# Aim of the exercise
Repeat each entry as written, dropping any picture you find.

Excerpts from a figure dataset:
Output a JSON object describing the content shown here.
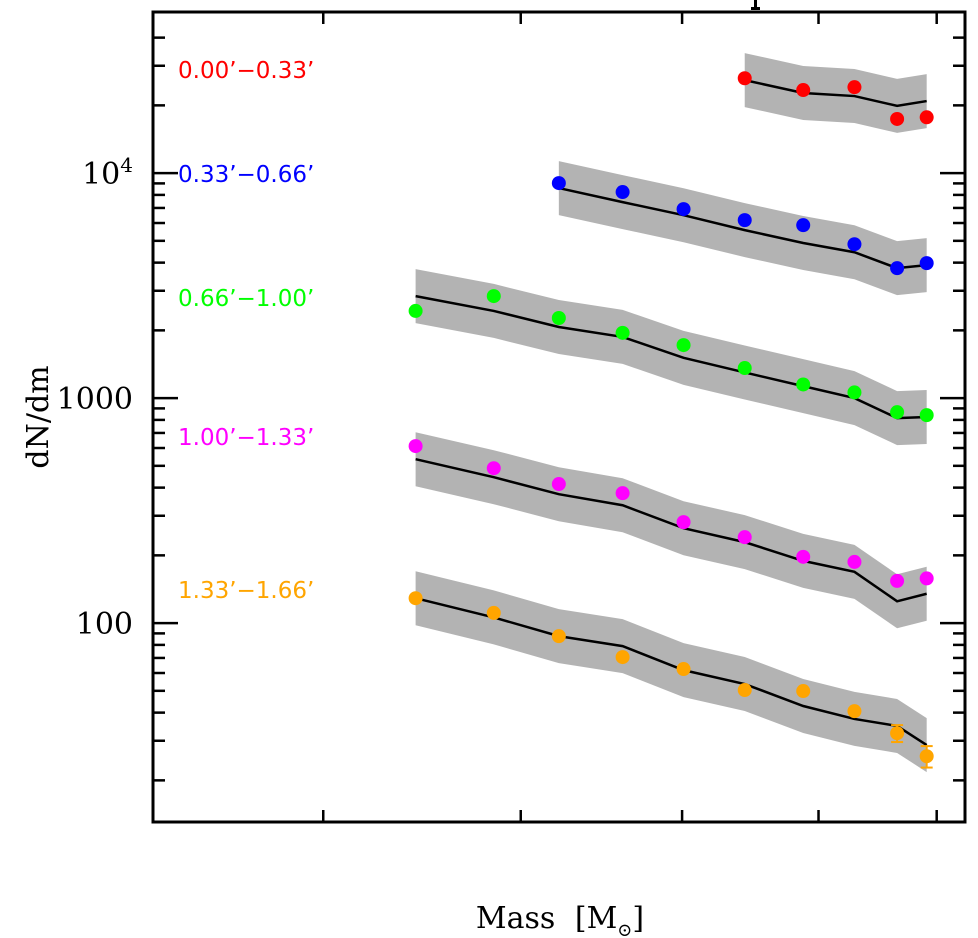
{
  "chart_data": {
    "type": "line",
    "title": "",
    "xlabel": "Mass [M⊙]",
    "xlabel_main": "Mass",
    "xlabel_unit": "M",
    "xlabel_subscript": "⊙",
    "ylabel": "dN/dm",
    "xscale": "log",
    "yscale": "log",
    "xlim": [
      0.33,
      0.826
    ],
    "ylim": [
      13.06,
      52000
    ],
    "x_ticks": [
      0.4,
      0.5,
      0.6,
      0.7,
      0.8
    ],
    "x_tick_labels_visible": false,
    "y_major_ticks": [
      {
        "value": 100,
        "label": "100"
      },
      {
        "value": 1000,
        "label": "1000"
      },
      {
        "value": 10000,
        "label": "10",
        "sup": "4"
      }
    ],
    "y_minor_ticks": [
      20,
      30,
      40,
      50,
      60,
      70,
      80,
      90,
      200,
      300,
      400,
      500,
      600,
      700,
      800,
      900,
      2000,
      3000,
      4000,
      5000,
      6000,
      7000,
      8000,
      9000,
      20000,
      30000,
      40000
    ],
    "grid": false,
    "band_dex": 0.12,
    "band_color": "#b3b3b3",
    "model_line_color": "#000000",
    "series": [
      {
        "name": "0.00’−0.33’",
        "color": "#ff0000",
        "x": [
          0.644,
          0.688,
          0.729,
          0.765,
          0.791
        ],
        "observed": [
          26400,
          23400,
          24100,
          17400,
          17700
        ],
        "model": [
          25900,
          22700,
          22000,
          19900,
          20900
        ]
      },
      {
        "name": "0.33’−0.66’",
        "color": "#0000ff",
        "x": [
          0.522,
          0.561,
          0.601,
          0.644,
          0.688,
          0.729,
          0.765,
          0.791
        ],
        "observed": [
          9030,
          8240,
          6920,
          6180,
          5870,
          4830,
          3780,
          3980
        ],
        "model": [
          8580,
          7430,
          6500,
          5580,
          4890,
          4450,
          3780,
          3900
        ]
      },
      {
        "name": "0.66’−1.00’",
        "color": "#00ff00",
        "x": [
          0.444,
          0.485,
          0.522,
          0.561,
          0.601,
          0.644,
          0.688,
          0.729,
          0.765,
          0.791
        ],
        "observed": [
          2440,
          2840,
          2270,
          1950,
          1720,
          1360,
          1150,
          1060,
          866,
          840
        ],
        "model": [
          2840,
          2440,
          2070,
          1870,
          1510,
          1300,
          1130,
          1000,
          815,
          824
        ]
      },
      {
        "name": "1.00’−1.33’",
        "color": "#ff00ff",
        "x": [
          0.444,
          0.485,
          0.522,
          0.561,
          0.601,
          0.644,
          0.688,
          0.729,
          0.765,
          0.791
        ],
        "observed": [
          612,
          488,
          415,
          378,
          281,
          241,
          197,
          187,
          154,
          158
        ],
        "model": [
          535,
          445,
          374,
          334,
          264,
          229,
          189,
          169,
          125,
          135
        ]
      },
      {
        "name": "1.33’−1.66’",
        "color": "#ffa500",
        "x": [
          0.444,
          0.485,
          0.522,
          0.561,
          0.601,
          0.644,
          0.688,
          0.729,
          0.765,
          0.791
        ],
        "observed": [
          129,
          111,
          87.5,
          70.6,
          62.5,
          50.4,
          49.9,
          40.6,
          32.4,
          25.6
        ],
        "observed_err": [
          0,
          0,
          0,
          0,
          0,
          0,
          0,
          0,
          2.8,
          2.8
        ],
        "model": [
          129,
          106,
          87.5,
          79,
          61.8,
          53.6,
          42.8,
          37.5,
          34.9,
          28.7
        ]
      }
    ]
  }
}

# Solution
Output a JSON object describing the content shown here.
{
  "chart_data": {
    "type": "line",
    "title": "",
    "xlabel": "Mass [M⊙]",
    "xlabel_main": "Mass",
    "xlabel_unit": "M",
    "xlabel_subscript": "⊙",
    "ylabel": "dN/dm",
    "xscale": "log",
    "yscale": "log",
    "xlim": [
      0.33,
      0.826
    ],
    "ylim": [
      13.06,
      52000
    ],
    "x_ticks": [
      0.4,
      0.5,
      0.6,
      0.7,
      0.8
    ],
    "x_tick_labels_visible": false,
    "y_major_ticks": [
      {
        "value": 100,
        "label": "100"
      },
      {
        "value": 1000,
        "label": "1000"
      },
      {
        "value": 10000,
        "label": "10",
        "sup": "4"
      }
    ],
    "y_minor_ticks": [
      20,
      30,
      40,
      50,
      60,
      70,
      80,
      90,
      200,
      300,
      400,
      500,
      600,
      700,
      800,
      900,
      2000,
      3000,
      4000,
      5000,
      6000,
      7000,
      8000,
      9000,
      20000,
      30000,
      40000
    ],
    "grid": false,
    "band_dex": 0.12,
    "band_color": "#b3b3b3",
    "model_line_color": "#000000",
    "series": [
      {
        "name": "0.00’−0.33’",
        "color": "#ff0000",
        "x": [
          0.644,
          0.688,
          0.729,
          0.765,
          0.791
        ],
        "observed": [
          26400,
          23400,
          24100,
          17400,
          17700
        ],
        "model": [
          25900,
          22700,
          22000,
          19900,
          20900
        ]
      },
      {
        "name": "0.33’−0.66’",
        "color": "#0000ff",
        "x": [
          0.522,
          0.561,
          0.601,
          0.644,
          0.688,
          0.729,
          0.765,
          0.791
        ],
        "observed": [
          9030,
          8240,
          6920,
          6180,
          5870,
          4830,
          3780,
          3980
        ],
        "model": [
          8580,
          7430,
          6500,
          5580,
          4890,
          4450,
          3780,
          3900
        ]
      },
      {
        "name": "0.66’−1.00’",
        "color": "#00ff00",
        "x": [
          0.444,
          0.485,
          0.522,
          0.561,
          0.601,
          0.644,
          0.688,
          0.729,
          0.765,
          0.791
        ],
        "observed": [
          2440,
          2840,
          2270,
          1950,
          1720,
          1360,
          1150,
          1060,
          866,
          840
        ],
        "model": [
          2840,
          2440,
          2070,
          1870,
          1510,
          1300,
          1130,
          1000,
          815,
          824
        ]
      },
      {
        "name": "1.00’−1.33’",
        "color": "#ff00ff",
        "x": [
          0.444,
          0.485,
          0.522,
          0.561,
          0.601,
          0.644,
          0.688,
          0.729,
          0.765,
          0.791
        ],
        "observed": [
          612,
          488,
          415,
          378,
          281,
          241,
          197,
          187,
          154,
          158
        ],
        "model": [
          535,
          445,
          374,
          334,
          264,
          229,
          189,
          169,
          125,
          135
        ]
      },
      {
        "name": "1.33’−1.66’",
        "color": "#ffa500",
        "x": [
          0.444,
          0.485,
          0.522,
          0.561,
          0.601,
          0.644,
          0.688,
          0.729,
          0.765,
          0.791
        ],
        "observed": [
          129,
          111,
          87.5,
          70.6,
          62.5,
          50.4,
          49.9,
          40.6,
          32.4,
          25.6
        ],
        "observed_err": [
          0,
          0,
          0,
          0,
          0,
          0,
          0,
          0,
          2.8,
          2.8
        ],
        "model": [
          129,
          106,
          87.5,
          79,
          61.8,
          53.6,
          42.8,
          37.5,
          34.9,
          28.7
        ]
      }
    ]
  }
}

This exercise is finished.